** Start of Entries provided **

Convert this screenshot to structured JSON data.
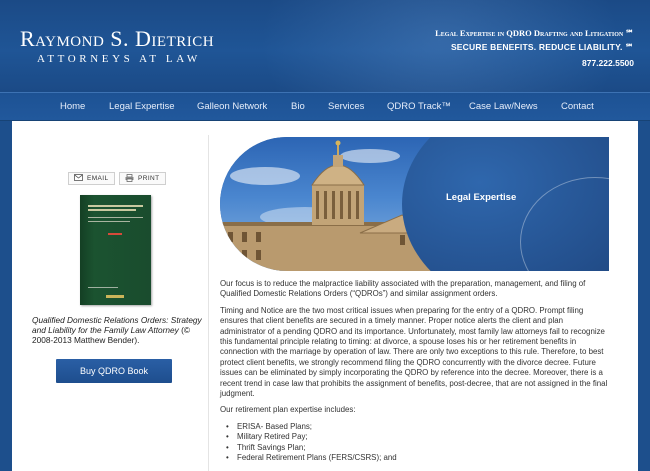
{
  "header": {
    "firm_name": "Raymond S. Dietrich",
    "firm_subtitle": "ATTORNEYS AT LAW",
    "tagline_1": "Legal Expertise in QDRO Drafting and Litigation ℠",
    "tagline_2": "SECURE BENEFITS. REDUCE LIABILITY. ℠",
    "phone": "877.222.5500"
  },
  "nav": {
    "items": [
      {
        "label": "Home"
      },
      {
        "label": "Legal Expertise"
      },
      {
        "label": "Galleon Network"
      },
      {
        "label": "Bio"
      },
      {
        "label": "Services"
      },
      {
        "label": "QDRO Track™"
      },
      {
        "label": "Case Law/News"
      },
      {
        "label": "Contact"
      }
    ]
  },
  "sidebar": {
    "email_label": "EMAIL",
    "print_label": "PRINT",
    "caption_italic": "Qualified Domestic Relations Orders: Strategy and Liability for the Family Law Attorney",
    "caption_rest": " (© 2008-2013 Matthew Bender).",
    "buy_button": "Buy QDRO Book"
  },
  "banner": {
    "title": "Legal Expertise"
  },
  "main": {
    "paragraph_1": "Our focus is to reduce the malpractice liability associated with the preparation, management, and filing of Qualified Domestic Relations Orders (“QDROs”) and similar assignment orders.",
    "paragraph_2": "Timing and Notice are the two most critical issues when preparing for the entry of a QDRO. Prompt filing ensures that client benefits are secured in a timely manner. Proper notice alerts the client and plan administrator of a pending QDRO and its importance. Unfortunately, most family law attorneys fail to recognize this fundamental principle relating to timing: at divorce, a spouse loses his or her retirement benefits in connection with the marriage by operation of law. There are only two exceptions to this rule. Therefore, to best protect client benefits, we strongly recommend filing the QDRO concurrently with the divorce decree. Future issues can be eliminated by simply incorporating the QDRO by reference into the decree. Moreover, there is a recent trend in case law that prohibits the assignment of benefits, post-decree, that are not assigned in the final judgment.",
    "list_intro": "Our retirement plan expertise includes:",
    "list_items": [
      "ERISA- Based Plans;",
      "Military Retired Pay;",
      "Thrift Savings Plan;",
      "Federal Retirement Plans (FERS/CSRS); and"
    ]
  },
  "colors": {
    "brand_blue": "#1d4f8c",
    "button_blue": "#2a5fa5",
    "book_green": "#1a4c2e"
  }
}
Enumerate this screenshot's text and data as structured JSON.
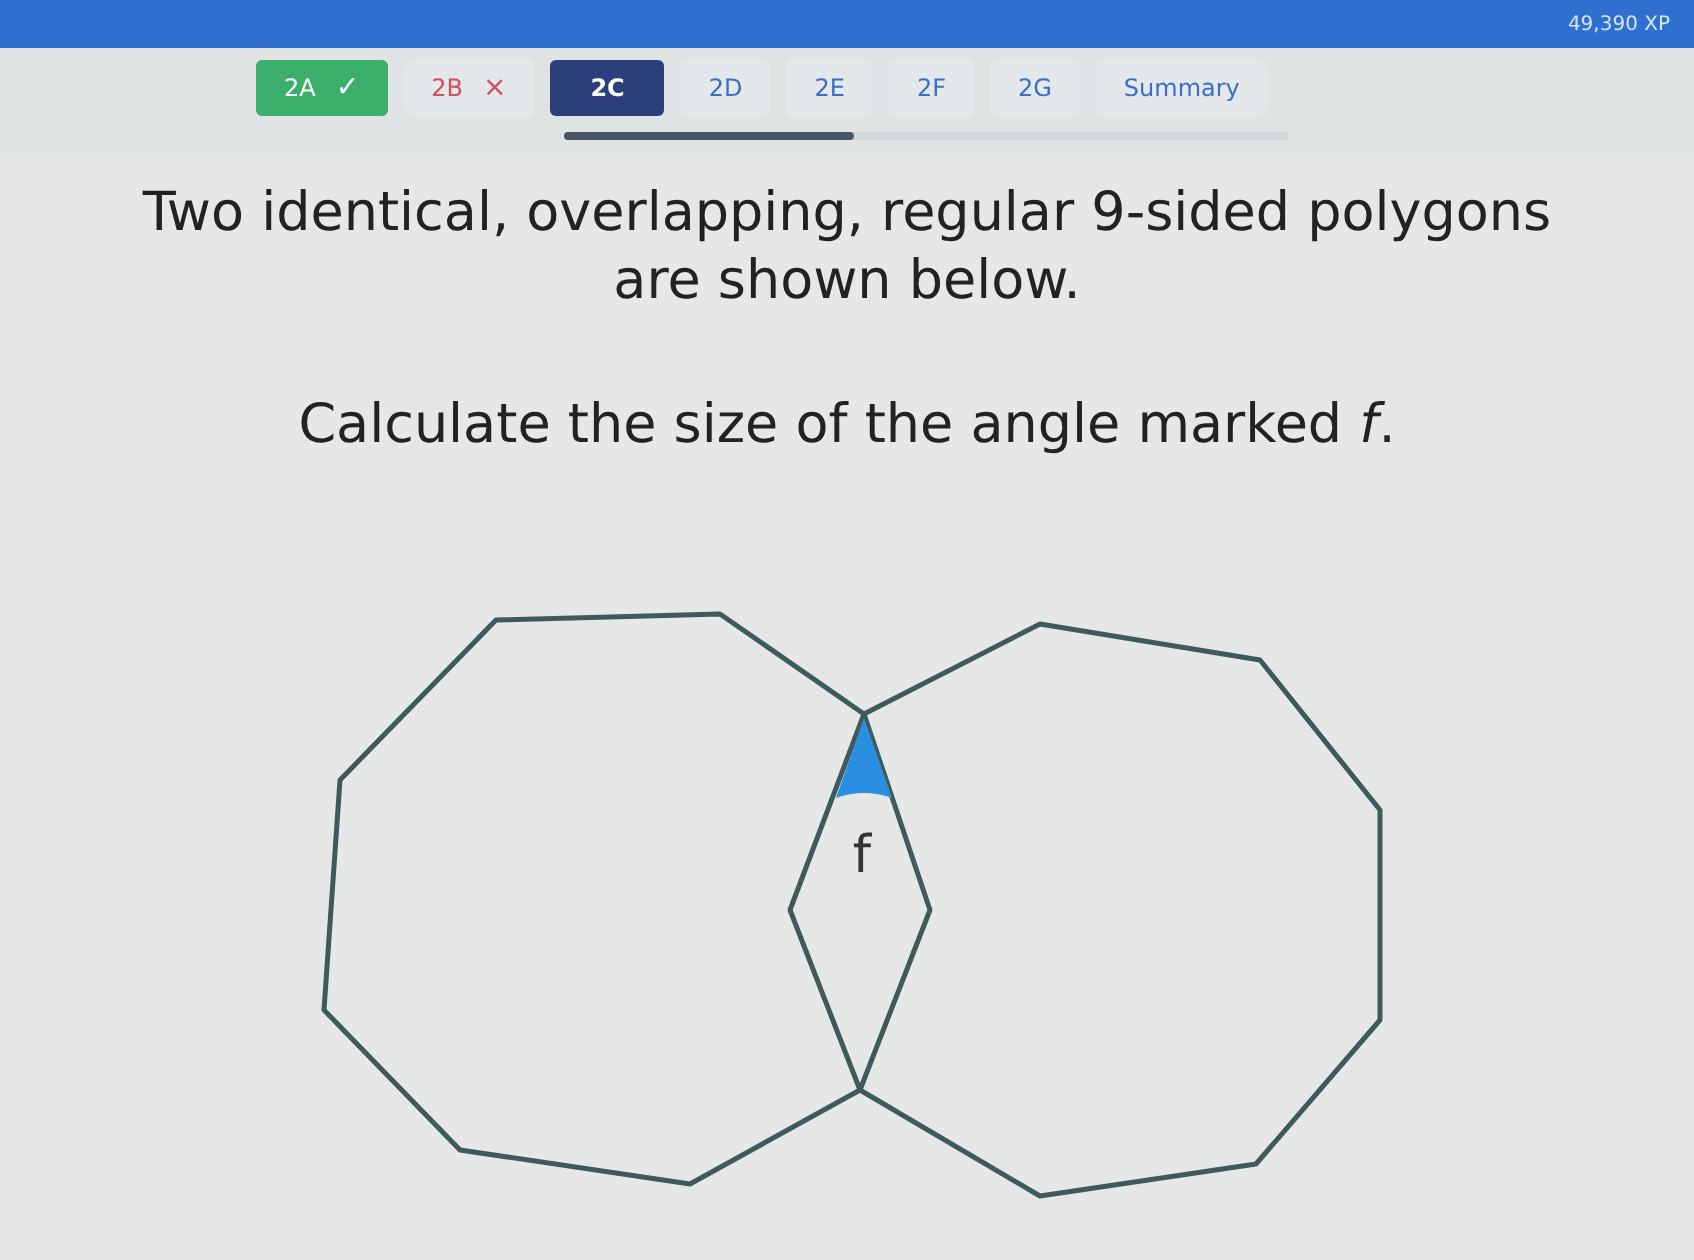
{
  "header": {
    "xp": "49,390 XP"
  },
  "progress": {
    "level": 0.4
  },
  "tabs": [
    {
      "label": "2A",
      "kind": "correct",
      "mark": "✓",
      "selected": false
    },
    {
      "label": "2B",
      "kind": "wrong",
      "mark": "×",
      "selected": false
    },
    {
      "label": "2C",
      "kind": "plain",
      "selected": true
    },
    {
      "label": "2D",
      "kind": "plain",
      "selected": false
    },
    {
      "label": "2E",
      "kind": "plain",
      "selected": false
    },
    {
      "label": "2F",
      "kind": "plain",
      "selected": false
    },
    {
      "label": "2G",
      "kind": "plain",
      "selected": false
    },
    {
      "label": "Summary",
      "kind": "plain",
      "selected": false
    }
  ],
  "question": {
    "lines": [
      "Two identical, overlapping, regular 9-sided polygons are shown below.",
      "Calculate the size of the angle marked *f*."
    ]
  },
  "diagram": {
    "angle_label": "f"
  }
}
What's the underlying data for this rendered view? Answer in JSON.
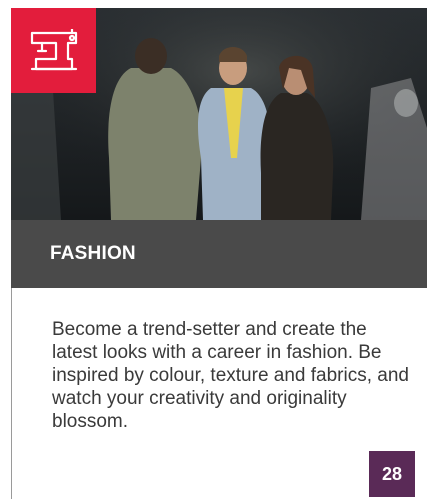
{
  "category": {
    "title": "FASHION",
    "icon": "sewing-machine-icon",
    "color": "#e31d3c"
  },
  "photo": {
    "alt": ""
  },
  "description": "Become a trend-setter and create the latest looks with a career in fashion. Be inspired by colour, texture and fabrics, and watch your creativity and originality blossom.",
  "page_number": "28",
  "colors": {
    "bar": "#4a4a4a",
    "page_badge": "#5a2a57",
    "text": "#3a3a3a"
  }
}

** End of Entries provided **

Given instruction: Write out each line of the data exactly; the images should be left out.

Task response:
Convert this screenshot to structured JSON data.
{
  "header": {
    "firm_name": "Raymond S. Dietrich",
    "firm_subtitle": "ATTORNEYS AT LAW",
    "tagline_1": "Legal Expertise in QDRO Drafting and Litigation ℠",
    "tagline_2": "SECURE BENEFITS. REDUCE LIABILITY. ℠",
    "phone": "877.222.5500"
  },
  "nav": {
    "items": [
      {
        "label": "Home"
      },
      {
        "label": "Legal Expertise"
      },
      {
        "label": "Galleon Network"
      },
      {
        "label": "Bio"
      },
      {
        "label": "Services"
      },
      {
        "label": "QDRO Track™"
      },
      {
        "label": "Case Law/News"
      },
      {
        "label": "Contact"
      }
    ]
  },
  "sidebar": {
    "email_label": "EMAIL",
    "print_label": "PRINT",
    "caption_italic": "Qualified Domestic Relations Orders: Strategy and Liability for the Family Law Attorney",
    "caption_rest": " (© 2008-2013 Matthew Bender).",
    "buy_button": "Buy QDRO Book"
  },
  "banner": {
    "title": "Legal Expertise"
  },
  "main": {
    "paragraph_1": "Our focus is to reduce the malpractice liability associated with the preparation, management, and filing of Qualified Domestic Relations Orders (“QDROs”) and similar assignment orders.",
    "paragraph_2": "Timing and Notice are the two most critical issues when preparing for the entry of a QDRO. Prompt filing ensures that client benefits are secured in a timely manner. Proper notice alerts the client and plan administrator of a pending QDRO and its importance. Unfortunately, most family law attorneys fail to recognize this fundamental principle relating to timing: at divorce, a spouse loses his or her retirement benefits in connection with the marriage by operation of law. There are only two exceptions to this rule. Therefore, to best protect client benefits, we strongly recommend filing the QDRO concurrently with the divorce decree. Future issues can be eliminated by simply incorporating the QDRO by reference into the decree. Moreover, there is a recent trend in case law that prohibits the assignment of benefits, post-decree, that are not assigned in the final judgment.",
    "list_intro": "Our retirement plan expertise includes:",
    "list_items": [
      "ERISA- Based Plans;",
      "Military Retired Pay;",
      "Thrift Savings Plan;",
      "Federal Retirement Plans (FERS/CSRS); and"
    ]
  },
  "colors": {
    "brand_blue": "#1d4f8c",
    "button_blue": "#2a5fa5",
    "book_green": "#1a4c2e"
  }
}
Enumerate this screenshot's text and data as structured JSON.
{
  "header": {
    "xp": "49,390 XP"
  },
  "progress": {
    "level": 0.4
  },
  "tabs": [
    {
      "label": "2A",
      "kind": "correct",
      "mark": "✓",
      "selected": false
    },
    {
      "label": "2B",
      "kind": "wrong",
      "mark": "×",
      "selected": false
    },
    {
      "label": "2C",
      "kind": "plain",
      "selected": true
    },
    {
      "label": "2D",
      "kind": "plain",
      "selected": false
    },
    {
      "label": "2E",
      "kind": "plain",
      "selected": false
    },
    {
      "label": "2F",
      "kind": "plain",
      "selected": false
    },
    {
      "label": "2G",
      "kind": "plain",
      "selected": false
    },
    {
      "label": "Summary",
      "kind": "plain",
      "selected": false
    }
  ],
  "question": {
    "lines": [
      "Two identical, overlapping, regular 9-sided polygons are shown below.",
      "Calculate the size of the angle marked *f*."
    ]
  },
  "diagram": {
    "angle_label": "f"
  }
}
What's the underlying data for this rendered view? Answer in JSON.
{
  "category": {
    "title": "FASHION",
    "icon": "sewing-machine-icon",
    "color": "#e31d3c"
  },
  "photo": {
    "alt": ""
  },
  "description": "Become a trend-setter and create the latest looks with a career in fashion. Be inspired by colour, texture and fabrics, and watch your creativity and originality blossom.",
  "page_number": "28",
  "colors": {
    "bar": "#4a4a4a",
    "page_badge": "#5a2a57",
    "text": "#3a3a3a"
  }
}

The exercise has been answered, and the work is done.